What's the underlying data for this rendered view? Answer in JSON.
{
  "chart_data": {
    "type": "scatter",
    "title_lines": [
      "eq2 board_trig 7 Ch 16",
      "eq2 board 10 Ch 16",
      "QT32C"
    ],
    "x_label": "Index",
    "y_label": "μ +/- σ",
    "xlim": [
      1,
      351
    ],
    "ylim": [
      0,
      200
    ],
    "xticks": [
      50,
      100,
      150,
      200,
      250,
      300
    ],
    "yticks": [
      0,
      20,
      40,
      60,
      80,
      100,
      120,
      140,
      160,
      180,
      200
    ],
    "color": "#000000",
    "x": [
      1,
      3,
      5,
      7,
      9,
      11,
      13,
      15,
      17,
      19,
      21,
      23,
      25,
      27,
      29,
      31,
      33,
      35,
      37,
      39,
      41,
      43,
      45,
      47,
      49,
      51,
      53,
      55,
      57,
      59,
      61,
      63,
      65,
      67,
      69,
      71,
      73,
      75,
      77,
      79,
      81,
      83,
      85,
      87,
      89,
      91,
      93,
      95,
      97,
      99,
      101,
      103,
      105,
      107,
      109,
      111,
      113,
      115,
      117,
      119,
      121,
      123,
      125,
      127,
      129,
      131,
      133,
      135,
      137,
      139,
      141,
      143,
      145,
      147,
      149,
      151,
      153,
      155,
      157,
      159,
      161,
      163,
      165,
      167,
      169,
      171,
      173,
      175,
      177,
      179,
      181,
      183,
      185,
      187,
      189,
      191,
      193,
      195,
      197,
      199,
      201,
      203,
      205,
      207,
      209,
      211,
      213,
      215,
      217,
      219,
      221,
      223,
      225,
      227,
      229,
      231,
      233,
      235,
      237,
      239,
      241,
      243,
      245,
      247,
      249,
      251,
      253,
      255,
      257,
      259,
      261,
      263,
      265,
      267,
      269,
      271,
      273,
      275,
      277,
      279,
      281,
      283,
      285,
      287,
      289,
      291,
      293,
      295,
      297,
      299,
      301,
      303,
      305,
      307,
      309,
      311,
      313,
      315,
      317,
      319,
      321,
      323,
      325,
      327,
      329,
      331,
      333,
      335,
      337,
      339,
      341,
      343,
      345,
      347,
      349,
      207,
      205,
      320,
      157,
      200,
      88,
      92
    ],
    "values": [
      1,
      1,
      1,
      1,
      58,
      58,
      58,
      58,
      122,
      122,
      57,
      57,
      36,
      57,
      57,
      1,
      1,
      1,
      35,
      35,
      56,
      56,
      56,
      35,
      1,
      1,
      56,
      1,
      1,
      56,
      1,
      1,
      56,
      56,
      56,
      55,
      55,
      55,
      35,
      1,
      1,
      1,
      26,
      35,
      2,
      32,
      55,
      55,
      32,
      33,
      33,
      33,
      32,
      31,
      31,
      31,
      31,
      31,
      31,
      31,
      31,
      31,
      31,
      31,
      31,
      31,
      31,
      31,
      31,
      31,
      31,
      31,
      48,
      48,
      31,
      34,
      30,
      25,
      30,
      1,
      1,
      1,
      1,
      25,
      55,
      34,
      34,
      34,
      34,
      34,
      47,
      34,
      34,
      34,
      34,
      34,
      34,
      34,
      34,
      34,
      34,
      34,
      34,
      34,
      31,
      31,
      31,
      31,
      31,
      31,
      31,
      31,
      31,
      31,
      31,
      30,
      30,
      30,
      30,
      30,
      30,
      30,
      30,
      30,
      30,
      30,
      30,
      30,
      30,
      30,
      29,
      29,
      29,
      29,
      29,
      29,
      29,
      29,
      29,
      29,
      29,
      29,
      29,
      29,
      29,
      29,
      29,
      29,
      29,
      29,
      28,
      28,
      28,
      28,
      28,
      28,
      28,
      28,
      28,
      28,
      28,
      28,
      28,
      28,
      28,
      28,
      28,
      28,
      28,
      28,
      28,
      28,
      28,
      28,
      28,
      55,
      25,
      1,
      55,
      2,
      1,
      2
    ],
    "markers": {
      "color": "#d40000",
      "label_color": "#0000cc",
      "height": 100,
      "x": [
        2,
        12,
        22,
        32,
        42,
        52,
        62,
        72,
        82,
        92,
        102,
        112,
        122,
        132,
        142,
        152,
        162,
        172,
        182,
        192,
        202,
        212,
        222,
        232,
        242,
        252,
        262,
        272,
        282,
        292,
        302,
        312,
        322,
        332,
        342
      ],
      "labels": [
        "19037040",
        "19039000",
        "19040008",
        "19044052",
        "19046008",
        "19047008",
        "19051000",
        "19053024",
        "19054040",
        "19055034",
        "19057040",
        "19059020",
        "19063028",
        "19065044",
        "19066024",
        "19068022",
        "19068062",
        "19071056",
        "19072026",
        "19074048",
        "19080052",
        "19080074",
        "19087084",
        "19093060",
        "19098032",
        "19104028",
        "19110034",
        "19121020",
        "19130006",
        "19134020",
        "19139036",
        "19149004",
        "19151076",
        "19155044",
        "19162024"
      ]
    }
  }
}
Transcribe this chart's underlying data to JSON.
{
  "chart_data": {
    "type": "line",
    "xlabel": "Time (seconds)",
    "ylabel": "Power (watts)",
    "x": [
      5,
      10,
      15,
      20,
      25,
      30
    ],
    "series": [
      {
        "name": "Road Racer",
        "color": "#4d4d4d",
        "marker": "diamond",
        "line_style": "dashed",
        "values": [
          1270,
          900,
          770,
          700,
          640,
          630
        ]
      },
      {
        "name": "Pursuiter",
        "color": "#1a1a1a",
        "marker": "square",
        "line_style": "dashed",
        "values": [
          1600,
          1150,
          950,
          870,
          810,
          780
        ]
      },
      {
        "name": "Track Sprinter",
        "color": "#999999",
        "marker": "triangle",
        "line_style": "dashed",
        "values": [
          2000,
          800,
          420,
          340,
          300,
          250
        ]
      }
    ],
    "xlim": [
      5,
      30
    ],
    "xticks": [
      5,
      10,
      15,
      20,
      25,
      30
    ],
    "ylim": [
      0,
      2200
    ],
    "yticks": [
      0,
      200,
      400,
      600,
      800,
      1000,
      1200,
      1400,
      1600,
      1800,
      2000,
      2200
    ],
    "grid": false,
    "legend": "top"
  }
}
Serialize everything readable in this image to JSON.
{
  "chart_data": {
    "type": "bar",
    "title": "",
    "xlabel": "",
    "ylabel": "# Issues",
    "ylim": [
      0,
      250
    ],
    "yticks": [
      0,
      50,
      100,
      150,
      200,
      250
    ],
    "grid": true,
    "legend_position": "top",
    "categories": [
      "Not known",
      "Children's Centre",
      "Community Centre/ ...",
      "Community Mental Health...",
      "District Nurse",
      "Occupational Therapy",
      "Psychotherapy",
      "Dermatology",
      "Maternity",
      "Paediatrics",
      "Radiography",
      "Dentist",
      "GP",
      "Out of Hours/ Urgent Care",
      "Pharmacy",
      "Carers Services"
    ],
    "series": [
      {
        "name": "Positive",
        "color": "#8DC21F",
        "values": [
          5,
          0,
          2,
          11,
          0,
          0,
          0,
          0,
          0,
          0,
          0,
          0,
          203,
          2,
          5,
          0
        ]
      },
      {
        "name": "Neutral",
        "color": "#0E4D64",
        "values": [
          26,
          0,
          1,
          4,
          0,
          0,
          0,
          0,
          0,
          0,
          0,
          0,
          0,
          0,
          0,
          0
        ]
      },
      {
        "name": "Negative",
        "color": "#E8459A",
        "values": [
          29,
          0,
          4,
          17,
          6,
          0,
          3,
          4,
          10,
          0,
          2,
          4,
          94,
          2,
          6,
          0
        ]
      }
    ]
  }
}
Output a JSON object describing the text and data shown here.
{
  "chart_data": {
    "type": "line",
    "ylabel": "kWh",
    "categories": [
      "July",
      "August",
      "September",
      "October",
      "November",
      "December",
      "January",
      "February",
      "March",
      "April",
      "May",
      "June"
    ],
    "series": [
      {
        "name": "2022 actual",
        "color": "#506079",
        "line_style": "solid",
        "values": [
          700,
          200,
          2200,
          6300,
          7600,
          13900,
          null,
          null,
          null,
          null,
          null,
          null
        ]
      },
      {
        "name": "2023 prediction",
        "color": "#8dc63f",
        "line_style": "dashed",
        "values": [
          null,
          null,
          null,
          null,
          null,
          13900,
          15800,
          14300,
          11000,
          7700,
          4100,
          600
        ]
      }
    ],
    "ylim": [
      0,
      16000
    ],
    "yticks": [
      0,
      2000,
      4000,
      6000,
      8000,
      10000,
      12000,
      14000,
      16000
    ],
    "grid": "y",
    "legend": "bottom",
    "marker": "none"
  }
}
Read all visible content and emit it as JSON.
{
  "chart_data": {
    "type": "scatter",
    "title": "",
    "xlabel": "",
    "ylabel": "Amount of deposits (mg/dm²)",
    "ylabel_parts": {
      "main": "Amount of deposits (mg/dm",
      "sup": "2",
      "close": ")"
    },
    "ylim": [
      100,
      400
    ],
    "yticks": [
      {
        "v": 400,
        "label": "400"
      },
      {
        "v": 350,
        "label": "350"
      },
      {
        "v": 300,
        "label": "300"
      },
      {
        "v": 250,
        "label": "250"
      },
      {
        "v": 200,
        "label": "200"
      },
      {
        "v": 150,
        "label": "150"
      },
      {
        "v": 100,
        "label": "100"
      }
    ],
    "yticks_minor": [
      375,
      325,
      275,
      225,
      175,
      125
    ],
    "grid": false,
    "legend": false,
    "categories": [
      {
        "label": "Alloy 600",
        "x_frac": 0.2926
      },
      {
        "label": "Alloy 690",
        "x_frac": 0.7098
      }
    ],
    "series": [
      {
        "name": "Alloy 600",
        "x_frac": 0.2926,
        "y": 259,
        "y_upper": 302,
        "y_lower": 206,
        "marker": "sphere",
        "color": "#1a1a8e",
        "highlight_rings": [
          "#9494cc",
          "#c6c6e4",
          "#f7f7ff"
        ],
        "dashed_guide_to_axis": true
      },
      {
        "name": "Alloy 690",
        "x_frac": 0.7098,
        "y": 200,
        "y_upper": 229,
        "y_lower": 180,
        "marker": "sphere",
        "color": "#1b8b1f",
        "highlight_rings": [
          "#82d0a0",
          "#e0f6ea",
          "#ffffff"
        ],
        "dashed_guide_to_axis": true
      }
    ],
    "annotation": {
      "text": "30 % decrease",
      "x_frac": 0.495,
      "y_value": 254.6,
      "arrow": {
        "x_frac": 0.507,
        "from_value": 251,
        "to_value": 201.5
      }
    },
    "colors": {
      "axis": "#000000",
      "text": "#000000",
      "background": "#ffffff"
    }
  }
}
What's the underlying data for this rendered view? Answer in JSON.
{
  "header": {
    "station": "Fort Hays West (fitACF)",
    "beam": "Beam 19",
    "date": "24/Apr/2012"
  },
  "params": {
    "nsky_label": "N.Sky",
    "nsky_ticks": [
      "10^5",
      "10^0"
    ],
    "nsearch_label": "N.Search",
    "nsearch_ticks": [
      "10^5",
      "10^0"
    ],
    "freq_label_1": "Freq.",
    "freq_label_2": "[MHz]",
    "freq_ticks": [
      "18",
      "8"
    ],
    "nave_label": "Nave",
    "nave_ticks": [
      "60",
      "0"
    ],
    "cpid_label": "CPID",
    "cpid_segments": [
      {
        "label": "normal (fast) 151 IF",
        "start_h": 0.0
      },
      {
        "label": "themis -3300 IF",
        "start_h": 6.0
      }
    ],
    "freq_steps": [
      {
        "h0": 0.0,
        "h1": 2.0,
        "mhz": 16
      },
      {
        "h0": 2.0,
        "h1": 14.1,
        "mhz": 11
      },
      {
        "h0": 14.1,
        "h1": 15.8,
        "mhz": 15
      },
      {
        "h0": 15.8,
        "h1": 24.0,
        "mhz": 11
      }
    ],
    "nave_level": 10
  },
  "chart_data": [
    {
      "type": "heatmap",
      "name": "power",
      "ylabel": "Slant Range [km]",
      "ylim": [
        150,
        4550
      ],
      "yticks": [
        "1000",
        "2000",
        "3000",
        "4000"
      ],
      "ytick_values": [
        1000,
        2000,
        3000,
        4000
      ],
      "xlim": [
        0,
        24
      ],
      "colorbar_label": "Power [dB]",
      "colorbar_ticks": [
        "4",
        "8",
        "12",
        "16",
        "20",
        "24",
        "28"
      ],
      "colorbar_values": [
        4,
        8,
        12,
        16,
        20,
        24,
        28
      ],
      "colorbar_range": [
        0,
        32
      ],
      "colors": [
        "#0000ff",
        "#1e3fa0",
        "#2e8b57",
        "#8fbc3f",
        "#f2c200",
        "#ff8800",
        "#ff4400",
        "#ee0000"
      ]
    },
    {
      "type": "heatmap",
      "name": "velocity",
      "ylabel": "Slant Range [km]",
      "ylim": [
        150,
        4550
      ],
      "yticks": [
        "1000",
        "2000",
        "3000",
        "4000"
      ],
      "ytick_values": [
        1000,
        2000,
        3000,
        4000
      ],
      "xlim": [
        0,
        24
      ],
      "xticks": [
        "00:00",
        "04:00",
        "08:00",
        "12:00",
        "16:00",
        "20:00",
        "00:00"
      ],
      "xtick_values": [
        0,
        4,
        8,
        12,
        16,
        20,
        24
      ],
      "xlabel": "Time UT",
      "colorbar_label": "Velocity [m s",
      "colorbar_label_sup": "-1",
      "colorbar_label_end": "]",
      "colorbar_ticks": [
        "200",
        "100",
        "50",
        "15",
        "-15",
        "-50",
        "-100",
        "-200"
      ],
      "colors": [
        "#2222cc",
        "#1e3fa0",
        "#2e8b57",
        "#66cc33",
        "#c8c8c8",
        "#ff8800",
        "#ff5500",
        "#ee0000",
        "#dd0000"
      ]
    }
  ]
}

───

### Problem description
From the records above, how many lines include the word "Centre"? Only the number is wanted.

### Expected output
2